##### Input rows #####
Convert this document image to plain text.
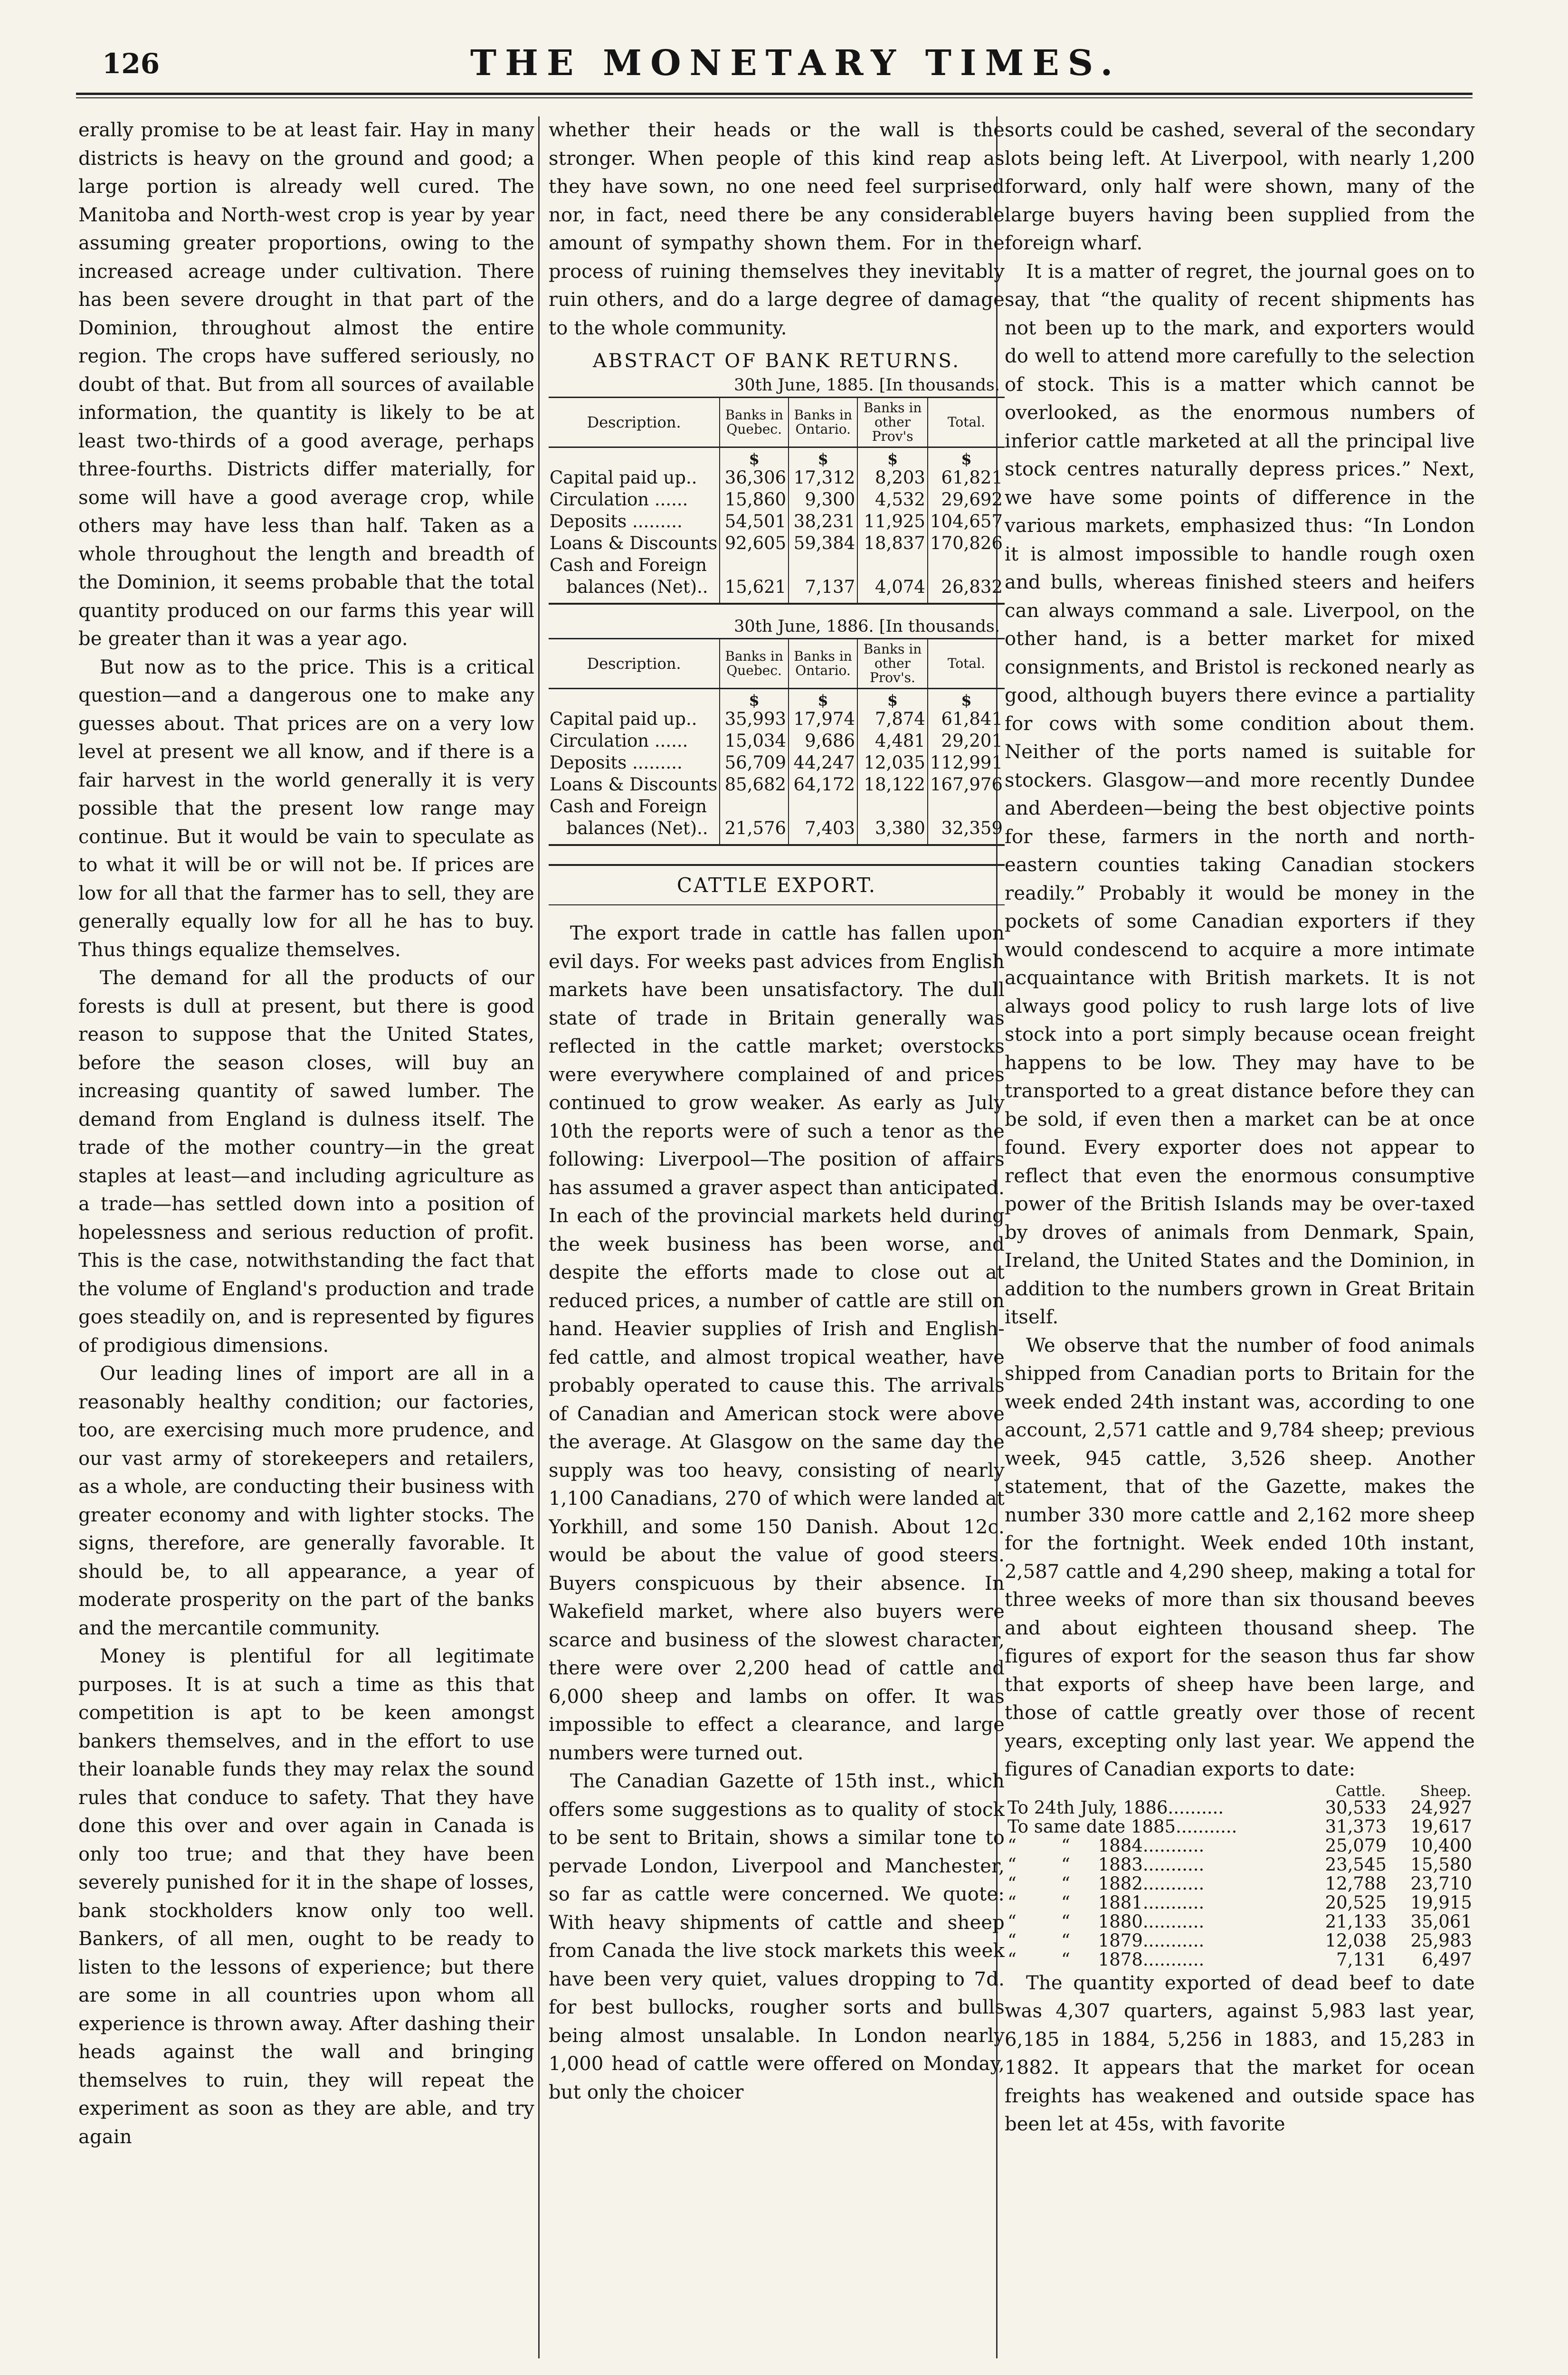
126	THE MONETARY TIMES.

erally promise to be at least fair. Hay in many districts is heavy on the ground and good; a large portion is already well cured. The Manitoba and North-west crop is year by year assuming greater proportions, owing to the increased acreage under cultivation. There has been severe drought in that part of the Dominion, throughout almost the entire region. The crops have suffered seriously, no doubt of that. But from all sources of available information, the quantity is likely to be at least two-thirds of a good average, perhaps three-fourths. Districts differ materially, for some will have a good average crop, while others may have less than half. Taken as a whole throughout the length and breadth of the Dominion, it seems probable that the total quantity produced on our farms this year will be greater than it was a year ago.

But now as to the price. This is a critical question—and a dangerous one to make any guesses about. That prices are on a very low level at present we all know, and if there is a fair harvest in the world generally it is very possible that the present low range may continue. But it would be vain to speculate as to what it will be or will not be. If prices are low for all that the farmer has to sell, they are generally equally low for all he has to buy. Thus things equalize themselves.

The demand for all the products of our forests is dull at present, but there is good reason to suppose that the United States, before the season closes, will buy an increasing quantity of sawed lumber. The demand from England is dulness itself. The trade of the mother country—in the great staples at least—and including agriculture as a trade—has settled down into a position of hopelessness and serious reduction of profit. This is the case, notwithstanding the fact that the volume of England's production and trade goes steadily on, and is represented by figures of prodigious dimensions.

Our leading lines of import are all in a reasonably healthy condition; our factories, too, are exercising much more prudence, and our vast army of storekeepers and retailers, as a whole, are conducting their business with greater economy and with lighter stocks. The signs, therefore, are generally favorable. It should be, to all appearance, a year of moderate prosperity on the part of the banks and the mercantile community.

Money is plentiful for all legitimate purposes. It is at such a time as this that competition is apt to be keen amongst bankers themselves, and in the effort to use their loanable funds they may relax the sound rules that conduce to safety. That they have done this over and over again in Canada is only too true; and that they have been severely punished for it in the shape of losses, bank stockholders know only too well. Bankers, of all men, ought to be ready to listen to the lessons of experience; but there are some in all countries upon whom all experience is thrown away. After dashing their heads against the wall and bringing themselves to ruin, they will repeat the experiment as soon as they are able, and try again

whether their heads or the wall is the stronger. When people of this kind reap as they have sown, no one need feel surprised nor, in fact, need there be any considerable amount of sympathy shown them. For in the process of ruining themselves they inevitably ruin others, and do a large degree of damage to the whole community.

ABSTRACT OF BANK RETURNS.
30th June, 1885. [In thousands.
Description.	Banks in Quebec.	Banks in Ontario.	Banks in other Prov's	Total.
	$	$	$	$
Capital paid up..	36,306	17,312	8,203	61,821
Circulation ......	15,860	9,300	4,532	29,692
Deposits .........	54,501	38,231	11,925	104,657
Loans & Discounts	92,605	59,384	18,837	170,826
Cash and Foreign				
balances (Net)..	15,621	7,137	4,074	26,832
30th June, 1886. [In thousands.
Description.	Banks in Quebec.	Banks in Ontario.	Banks in other Prov's.	Total.
	$	$	$	$
Capital paid up..	35,993	17,974	7,874	61,841
Circulation ......	15,034	9,686	4,481	29,201
Deposits .........	56,709	44,247	12,035	112,991
Loans & Discounts	85,682	64,172	18,122	167,976
Cash and Foreign				
balances (Net)..	21,576	7,403	3,380	32,359
CATTLE EXPORT.

The export trade in cattle has fallen upon evil days. For weeks past advices from English markets have been unsatisfactory. The dull state of trade in Britain generally was reflected in the cattle market; overstocks were everywhere complained of and prices continued to grow weaker. As early as July 10th the reports were of such a tenor as the following: Liverpool—The position of affairs has assumed a graver aspect than anticipated. In each of the provincial markets held during the week business has been worse, and despite the efforts made to close out at reduced prices, a number of cattle are still on hand. Heavier supplies of Irish and English-fed cattle, and almost tropical weather, have probably operated to cause this. The arrivals of Canadian and American stock were above the average. At Glasgow on the same day the supply was too heavy, consisting of nearly 1,100 Canadians, 270 of which were landed at Yorkhill, and some 150 Danish. About 12c. would be about the value of good steers. Buyers conspicuous by their absence. In Wakefield market, where also buyers were scarce and business of the slowest character, there were over 2,200 head of cattle and 6,000 sheep and lambs on offer. It was impossible to effect a clearance, and large numbers were turned out.

The Canadian Gazette of 15th inst., which offers some suggestions as to quality of stock to be sent to Britain, shows a similar tone to pervade London, Liverpool and Manchester, so far as cattle were concerned. We quote: With heavy shipments of cattle and sheep from Canada the live stock markets this week have been very quiet, values dropping to 7d. for best bullocks, rougher sorts and bulls being almost unsalable. In London nearly 1,000 head of cattle were offered on Monday, but only the choicer

sorts could be cashed, several of the secondary lots being left. At Liverpool, with nearly 1,200 forward, only half were shown, many of the large buyers having been supplied from the foreign wharf.

It is a matter of regret, the journal goes on to say, that “the quality of recent shipments has not been up to the mark, and exporters would do well to attend more carefully to the selection of stock. This is a matter which cannot be overlooked, as the enormous numbers of inferior cattle marketed at all the principal live stock centres naturally depress prices.” Next, we have some points of difference in the various markets, emphasized thus: “In London it is almost impossible to handle rough oxen and bulls, whereas finished steers and heifers can always command a sale. Liverpool, on the other hand, is a better market for mixed consignments, and Bristol is reckoned nearly as good, although buyers there evince a partiality for cows with some condition about them. Neither of the ports named is suitable for stockers. Glasgow—and more recently Dundee and Aberdeen—being the best objective points for these, farmers in the north and north-eastern counties taking Canadian stockers readily.” Probably it would be money in the pockets of some Canadian exporters if they would condescend to acquire a more intimate acquaintance with British markets. It is not always good policy to rush large lots of live stock into a port simply because ocean freight happens to be low. They may have to be transported to a great distance before they can be sold, if even then a market can be at once found. Every exporter does not appear to reflect that even the enormous consumptive power of the British Islands may be over-taxed by droves of animals from Denmark, Spain, Ireland, the United States and the Dominion, in addition to the numbers grown in Great Britain itself.

We observe that the number of food animals shipped from Canadian ports to Britain for the week ended 24th instant was, according to one account, 2,571 cattle and 9,784 sheep; previous week, 945 cattle, 3,526 sheep. Another statement, that of the Gazette, makes the number 330 more cattle and 2,162 more sheep for the fortnight. Week ended 10th instant, 2,587 cattle and 4,290 sheep, making a total for three weeks of more than six thousand beeves and about eighteen thousand sheep. The figures of export for the season thus far show that exports of sheep have been large, and those of cattle greatly over those of recent years, excepting only last year. We append the figures of Canadian exports to date:

	Cattle.	Sheep.
To 24th July, 1886..........	30,533	24,927
To same date 1885...........	31,373	19,617
“        “     1884...........	25,079	10,400
“        “     1883...........	23,545	15,580
“        “     1882...........	12,788	23,710
“        “     1881...........	20,525	19,915
“        “     1880...........	21,133	35,061
“        “     1879...........	12,038	25,983
“        “     1878...........	7,131	6,497

The quantity exported of dead beef to date was 4,307 quarters, against 5,983 last year, 6,185 in 1884, 5,256 in 1883, and 15,283 in 1882. It appears that the market for ocean freights has weakened and outside space has been let at 45s, with favorite
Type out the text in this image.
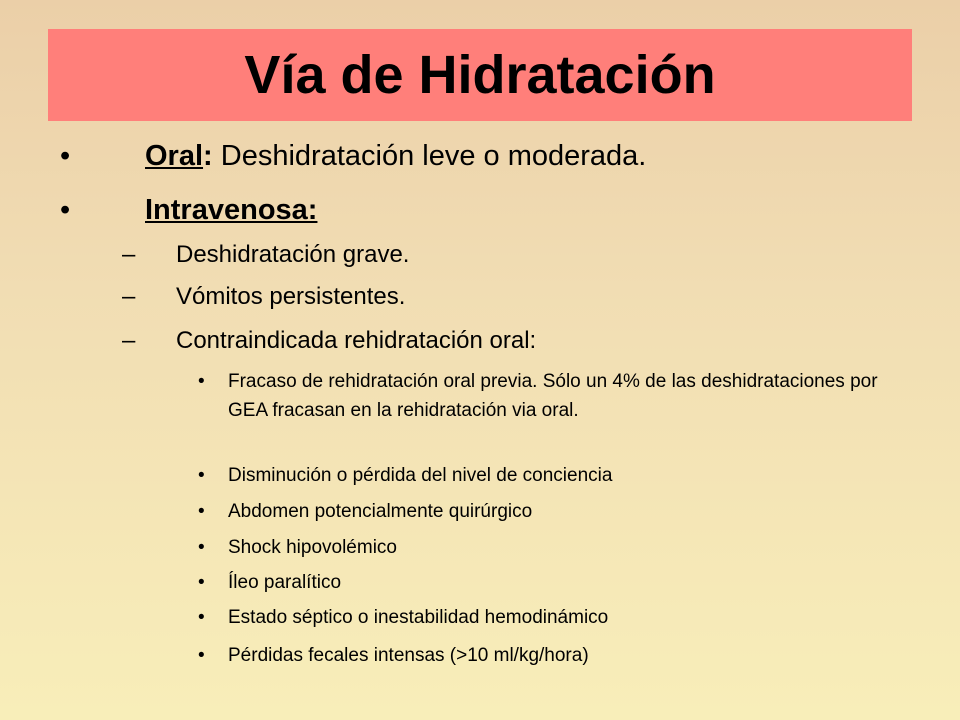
Vía de Hidratación
•	Oral: Deshidratación leve o moderada.
•	Intravenosa:
– Deshidratación grave.
– Vómitos persistentes.
– Contraindicada rehidratación oral:
• Fracaso de rehidratación oral previa. Sólo un 4% de las deshidrataciones por GEA fracasan en la rehidratación via oral.
• Disminución o pérdida del nivel de conciencia
• Abdomen potencialmente quirúrgico
• Shock hipovolémico
• Íleo paralítico
• Estado séptico o inestabilidad hemodinámico
• Pérdidas fecales intensas (>10 ml/kg/hora)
#####
_Exercise prompt:_ Leave out every picture, and write out exactly the lines from the one bearing "Type out the text in this image." through the final line.

_Written reply:_
Type out the text in this image.
Vía de Hidratación
•	Oral: Deshidratación leve o moderada.
•	Intravenosa:
– Deshidratación grave.
– Vómitos persistentes.
– Contraindicada rehidratación oral:
• Fracaso de rehidratación oral previa. Sólo un 4% de las deshidrataciones por GEA fracasan en la rehidratación via oral.
• Disminución o pérdida del nivel de conciencia
• Abdomen potencialmente quirúrgico
• Shock hipovolémico
• Íleo paralítico
• Estado séptico o inestabilidad hemodinámico
• Pérdidas fecales intensas (>10 ml/kg/hora)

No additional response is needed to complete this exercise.